▶ _Directions_
Repeat every line of the material, character for character.

▶ _Input rows_
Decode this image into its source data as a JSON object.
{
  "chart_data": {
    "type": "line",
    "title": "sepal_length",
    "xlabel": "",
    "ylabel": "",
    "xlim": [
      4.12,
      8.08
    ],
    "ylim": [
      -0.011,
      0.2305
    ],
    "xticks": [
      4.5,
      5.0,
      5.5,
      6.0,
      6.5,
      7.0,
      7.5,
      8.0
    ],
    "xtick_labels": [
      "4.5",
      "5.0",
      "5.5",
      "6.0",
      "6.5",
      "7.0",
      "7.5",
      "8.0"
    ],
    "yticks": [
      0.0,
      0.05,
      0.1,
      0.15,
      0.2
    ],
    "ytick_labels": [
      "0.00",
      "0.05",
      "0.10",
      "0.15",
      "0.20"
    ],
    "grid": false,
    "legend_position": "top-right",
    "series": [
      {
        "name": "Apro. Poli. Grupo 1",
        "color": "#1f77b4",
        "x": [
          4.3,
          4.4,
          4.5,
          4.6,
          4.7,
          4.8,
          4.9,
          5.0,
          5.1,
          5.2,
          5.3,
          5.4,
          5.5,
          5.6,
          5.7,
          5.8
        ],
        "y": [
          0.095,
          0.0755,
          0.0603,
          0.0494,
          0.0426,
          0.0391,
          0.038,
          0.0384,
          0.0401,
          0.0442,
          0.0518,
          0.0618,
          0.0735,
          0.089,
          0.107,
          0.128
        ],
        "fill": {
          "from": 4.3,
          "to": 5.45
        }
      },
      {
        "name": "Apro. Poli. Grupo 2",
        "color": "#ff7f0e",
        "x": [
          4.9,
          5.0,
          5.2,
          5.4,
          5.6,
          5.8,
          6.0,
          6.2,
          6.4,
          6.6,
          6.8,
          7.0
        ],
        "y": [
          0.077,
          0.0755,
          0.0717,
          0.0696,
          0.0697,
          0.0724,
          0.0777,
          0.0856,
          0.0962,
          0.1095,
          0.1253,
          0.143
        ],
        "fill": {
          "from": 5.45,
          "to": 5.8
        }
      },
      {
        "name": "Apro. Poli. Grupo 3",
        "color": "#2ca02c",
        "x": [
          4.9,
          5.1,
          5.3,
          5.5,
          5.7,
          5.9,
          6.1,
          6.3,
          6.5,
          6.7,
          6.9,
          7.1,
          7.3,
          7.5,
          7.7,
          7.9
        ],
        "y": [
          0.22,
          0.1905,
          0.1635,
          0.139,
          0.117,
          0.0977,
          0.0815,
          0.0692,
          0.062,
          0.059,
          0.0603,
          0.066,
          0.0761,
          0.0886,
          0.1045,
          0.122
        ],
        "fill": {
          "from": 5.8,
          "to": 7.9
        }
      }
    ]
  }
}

▶ _Answer to this task_
Decode this image into its source data as a JSON object.
{
  "chart_data": {
    "type": "line",
    "title": "sepal_length",
    "xlabel": "",
    "ylabel": "",
    "xlim": [
      4.12,
      8.08
    ],
    "ylim": [
      -0.011,
      0.2305
    ],
    "xticks": [
      4.5,
      5.0,
      5.5,
      6.0,
      6.5,
      7.0,
      7.5,
      8.0
    ],
    "xtick_labels": [
      "4.5",
      "5.0",
      "5.5",
      "6.0",
      "6.5",
      "7.0",
      "7.5",
      "8.0"
    ],
    "yticks": [
      0.0,
      0.05,
      0.1,
      0.15,
      0.2
    ],
    "ytick_labels": [
      "0.00",
      "0.05",
      "0.10",
      "0.15",
      "0.20"
    ],
    "grid": false,
    "legend_position": "top-right",
    "series": [
      {
        "name": "Apro. Poli. Grupo 1",
        "color": "#1f77b4",
        "x": [
          4.3,
          4.4,
          4.5,
          4.6,
          4.7,
          4.8,
          4.9,
          5.0,
          5.1,
          5.2,
          5.3,
          5.4,
          5.5,
          5.6,
          5.7,
          5.8
        ],
        "y": [
          0.095,
          0.0755,
          0.0603,
          0.0494,
          0.0426,
          0.0391,
          0.038,
          0.0384,
          0.0401,
          0.0442,
          0.0518,
          0.0618,
          0.0735,
          0.089,
          0.107,
          0.128
        ],
        "fill": {
          "from": 4.3,
          "to": 5.45
        }
      },
      {
        "name": "Apro. Poli. Grupo 2",
        "color": "#ff7f0e",
        "x": [
          4.9,
          5.0,
          5.2,
          5.4,
          5.6,
          5.8,
          6.0,
          6.2,
          6.4,
          6.6,
          6.8,
          7.0
        ],
        "y": [
          0.077,
          0.0755,
          0.0717,
          0.0696,
          0.0697,
          0.0724,
          0.0777,
          0.0856,
          0.0962,
          0.1095,
          0.1253,
          0.143
        ],
        "fill": {
          "from": 5.45,
          "to": 5.8
        }
      },
      {
        "name": "Apro. Poli. Grupo 3",
        "color": "#2ca02c",
        "x": [
          4.9,
          5.1,
          5.3,
          5.5,
          5.7,
          5.9,
          6.1,
          6.3,
          6.5,
          6.7,
          6.9,
          7.1,
          7.3,
          7.5,
          7.7,
          7.9
        ],
        "y": [
          0.22,
          0.1905,
          0.1635,
          0.139,
          0.117,
          0.0977,
          0.0815,
          0.0692,
          0.062,
          0.059,
          0.0603,
          0.066,
          0.0761,
          0.0886,
          0.1045,
          0.122
        ],
        "fill": {
          "from": 5.8,
          "to": 7.9
        }
      }
    ]
  }
}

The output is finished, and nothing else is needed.